需完成工作 →
(A) 請列出頁面摘錄裡「引數說明」下逐一說明的所有引數名稱。
(B) 請一字不改地抄下頁面摘錄中的一段，從「ctx.collect(row);」開始，一直抄到「iceberg table schema.」。

頁面摘錄 →

>>>

本文說討論的 IncrementalPuller 是指 Hadoop 資料的增量查詢，有兩種場景，batch 模式下查詢是指一次性回傳所有或者有變化的資料，steaming 模式下查詢是指連續回傳所有資料并接著只回傳有變化的資料，或者只回傳有變化的資料，這取決于用戶如何指定 increment scan 的 snapshot，

IncrementalPuller 配合資料的 Row Level Delete（即資料的update、delete）即可以實作 Incremental processing on Hadoop ,介于 batch processing 和 Stream processing 之間的 near-real-time processing，比如 batch processing 指的是資料結果延遲 1小時以上的，經典的是以 MR/Spark 為代表的 T+1 資料，Stream processing 指的是資料結果延遲小于5分鐘，以 Flink/Spark Streaming 為代表，而 near-real-time processing 指的是資料結果延遲在 5分鐘到 1小時之間計算，經典的場景是計算最近X分鐘某種結果，Uber 把這種近實時處理稱為 Incremental processing，即增量處理，

舉個例子，計算最近十五分鐘訂單的成交金額，原始資料在 kafka 中，在不引入第三方存盤或者分析引擎，如 druid、ES、Kudu 等，批處理是無法得到結果的，但是對應的代價就是架構的復雜和重復的存盤，當然如果使用流處理利用視窗是可以得到結果的，劣勢在于流處理是長時間持有 Yarn Container 資源的，會對資源有浪費，若能實作增量處理，即通過只處理最近15分鐘變化的資料，可以避免批處理需要掃描所有資料，也可以避免流處理常駐行程導致的資源浪費，

Iceberg

以 flink 為例，在 iceberg 中 increment read 實作分為兩種，以 isStreaming 標志分別是 batch 和 streaming 兩種模式，batch 模式較為簡單，我們以 streaming 模式具體展開，

引數說明

streaming true：表示流計算模式
snapshotId：表示讀取哪個版本的資料，streaming reader 下不能設定該引數
asOfTimestamp：和 snapshotId 引數作用類似，相當于用時間戳來指定 snapshotId ，若在時間遞增的情況下，有 snapshotId-NAN，timestamp-A，snapshotId-1，snapshotId-2，timestamp-B，snapshotId-3，其中 timestamp-A < timestamp-B， snapshotId-NAN 表示無 snapshot 生成，若用戶指定 timestamp-B，則從 snapshot-2 開始讀取資料，即最近提交的版本，

若用戶指定 timestamp-A，則將報錯，因為之前沒有提交成功的版本

startSnapshotId： streaming reader 從哪個版本開始讀取資料，但是不包括該版本的資料，不指定則讀取歷史所有資料
endSnapshotId： streaming reader 不能指定 end，batch 時指定后表示讀取到哪個版本為止，包括該版本

實作

測驗類

/**
 * 需要本地啟動 hadoop 服務
 */
public class IcebergReadWriteTest {

  public static void main(String[] args) throws Exception {
//    write();
    incrementalRead();
  }

  public static void write() throws Exception {
    StreamExecutionEnvironment env = initEnv();

    DataStream<RowData> inputStream = env.addSource(new RichSourceFunction<RowData>() {

      private static final long serialVersionUID = 1L;
      boolean flag = true;

      @Override
      public void run(SourceContext<RowData> ctx) throws Exception {
        while (flag) {
          GenericRowData row = new GenericRowData(2);
          row.setField(0, System.currentTimeMillis());
          row.setField(1, StringData.fromString(UUID.randomUUID().toString()));

          ctx.collect(row);
        }

      }

      @Override
      public void cancel() {
        flag = false;
      }
    });
    // define iceberg table schema.

<<<

資料摘錄 →
>>>

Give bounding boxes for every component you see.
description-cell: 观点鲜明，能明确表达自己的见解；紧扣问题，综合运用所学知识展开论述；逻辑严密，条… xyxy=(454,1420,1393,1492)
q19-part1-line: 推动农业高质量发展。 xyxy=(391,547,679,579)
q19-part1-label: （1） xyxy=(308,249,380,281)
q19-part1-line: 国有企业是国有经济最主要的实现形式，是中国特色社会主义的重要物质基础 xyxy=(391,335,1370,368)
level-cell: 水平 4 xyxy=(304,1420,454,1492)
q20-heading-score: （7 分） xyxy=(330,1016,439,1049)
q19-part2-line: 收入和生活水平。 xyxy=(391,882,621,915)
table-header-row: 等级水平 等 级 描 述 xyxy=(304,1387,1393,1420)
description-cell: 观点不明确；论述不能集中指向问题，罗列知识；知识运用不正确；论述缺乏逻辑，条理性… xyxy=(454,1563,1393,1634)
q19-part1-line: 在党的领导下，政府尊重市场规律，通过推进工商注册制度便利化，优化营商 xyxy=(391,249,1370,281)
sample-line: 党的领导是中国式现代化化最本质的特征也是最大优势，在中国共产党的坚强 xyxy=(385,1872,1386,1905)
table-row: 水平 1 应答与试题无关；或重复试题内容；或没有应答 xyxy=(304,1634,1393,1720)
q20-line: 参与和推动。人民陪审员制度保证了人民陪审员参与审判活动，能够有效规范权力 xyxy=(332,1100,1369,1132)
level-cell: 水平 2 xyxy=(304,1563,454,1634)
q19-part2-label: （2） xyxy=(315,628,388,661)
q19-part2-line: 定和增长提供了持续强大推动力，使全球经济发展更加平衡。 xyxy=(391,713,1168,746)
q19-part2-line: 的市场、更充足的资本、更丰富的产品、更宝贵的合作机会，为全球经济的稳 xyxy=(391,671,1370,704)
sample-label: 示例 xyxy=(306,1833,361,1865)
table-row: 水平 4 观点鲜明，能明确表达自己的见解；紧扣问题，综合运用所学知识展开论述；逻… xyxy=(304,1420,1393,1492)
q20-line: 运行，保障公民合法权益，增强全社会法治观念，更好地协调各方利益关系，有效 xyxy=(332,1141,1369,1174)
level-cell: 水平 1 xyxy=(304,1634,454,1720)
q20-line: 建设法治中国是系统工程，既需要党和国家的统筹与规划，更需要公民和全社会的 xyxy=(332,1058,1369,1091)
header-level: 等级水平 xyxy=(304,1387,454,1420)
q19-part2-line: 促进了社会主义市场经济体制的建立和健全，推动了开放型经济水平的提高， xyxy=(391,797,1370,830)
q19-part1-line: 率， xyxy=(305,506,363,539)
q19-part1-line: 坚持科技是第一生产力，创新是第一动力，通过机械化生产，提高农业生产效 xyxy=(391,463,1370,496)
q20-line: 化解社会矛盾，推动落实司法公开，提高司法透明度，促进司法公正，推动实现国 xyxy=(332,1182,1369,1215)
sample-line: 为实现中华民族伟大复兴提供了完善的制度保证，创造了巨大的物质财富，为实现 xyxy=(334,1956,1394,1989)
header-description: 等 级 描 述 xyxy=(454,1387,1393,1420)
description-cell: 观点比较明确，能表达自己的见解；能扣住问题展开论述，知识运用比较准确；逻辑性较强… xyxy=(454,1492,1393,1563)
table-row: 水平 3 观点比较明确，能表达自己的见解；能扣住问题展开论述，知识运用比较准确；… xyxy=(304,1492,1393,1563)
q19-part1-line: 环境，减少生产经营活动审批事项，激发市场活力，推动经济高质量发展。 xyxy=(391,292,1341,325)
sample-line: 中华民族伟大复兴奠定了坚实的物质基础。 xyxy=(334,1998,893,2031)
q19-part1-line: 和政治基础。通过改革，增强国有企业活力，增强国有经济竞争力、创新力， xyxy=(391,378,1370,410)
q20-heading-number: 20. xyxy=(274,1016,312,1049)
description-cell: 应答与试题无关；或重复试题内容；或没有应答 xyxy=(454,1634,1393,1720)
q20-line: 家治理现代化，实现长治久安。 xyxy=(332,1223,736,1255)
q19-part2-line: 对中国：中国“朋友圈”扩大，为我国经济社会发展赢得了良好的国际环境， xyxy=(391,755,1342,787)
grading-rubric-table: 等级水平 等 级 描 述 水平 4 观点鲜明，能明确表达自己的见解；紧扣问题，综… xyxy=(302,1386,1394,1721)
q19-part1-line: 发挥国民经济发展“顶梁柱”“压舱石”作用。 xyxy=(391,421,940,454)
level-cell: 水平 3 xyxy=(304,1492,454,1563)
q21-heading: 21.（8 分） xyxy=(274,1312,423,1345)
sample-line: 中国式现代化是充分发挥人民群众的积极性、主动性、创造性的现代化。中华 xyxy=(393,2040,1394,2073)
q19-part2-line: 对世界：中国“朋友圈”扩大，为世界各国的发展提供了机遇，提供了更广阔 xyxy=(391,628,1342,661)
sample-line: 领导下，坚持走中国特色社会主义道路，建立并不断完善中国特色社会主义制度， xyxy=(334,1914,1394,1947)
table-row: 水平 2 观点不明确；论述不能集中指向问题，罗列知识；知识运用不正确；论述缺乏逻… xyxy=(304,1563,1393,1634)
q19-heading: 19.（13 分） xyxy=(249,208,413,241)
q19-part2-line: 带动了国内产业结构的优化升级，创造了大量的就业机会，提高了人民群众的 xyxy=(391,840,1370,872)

<<<

解答 →
(A) streaming、snapshotId、asOfTimestamp、startSnapshotId、endSnapshotId

(B)
ctx.collect(row);
        }

      }

      @Override
      public void cancel() {
        flag = false;
      }
    });
    // define iceberg table schema.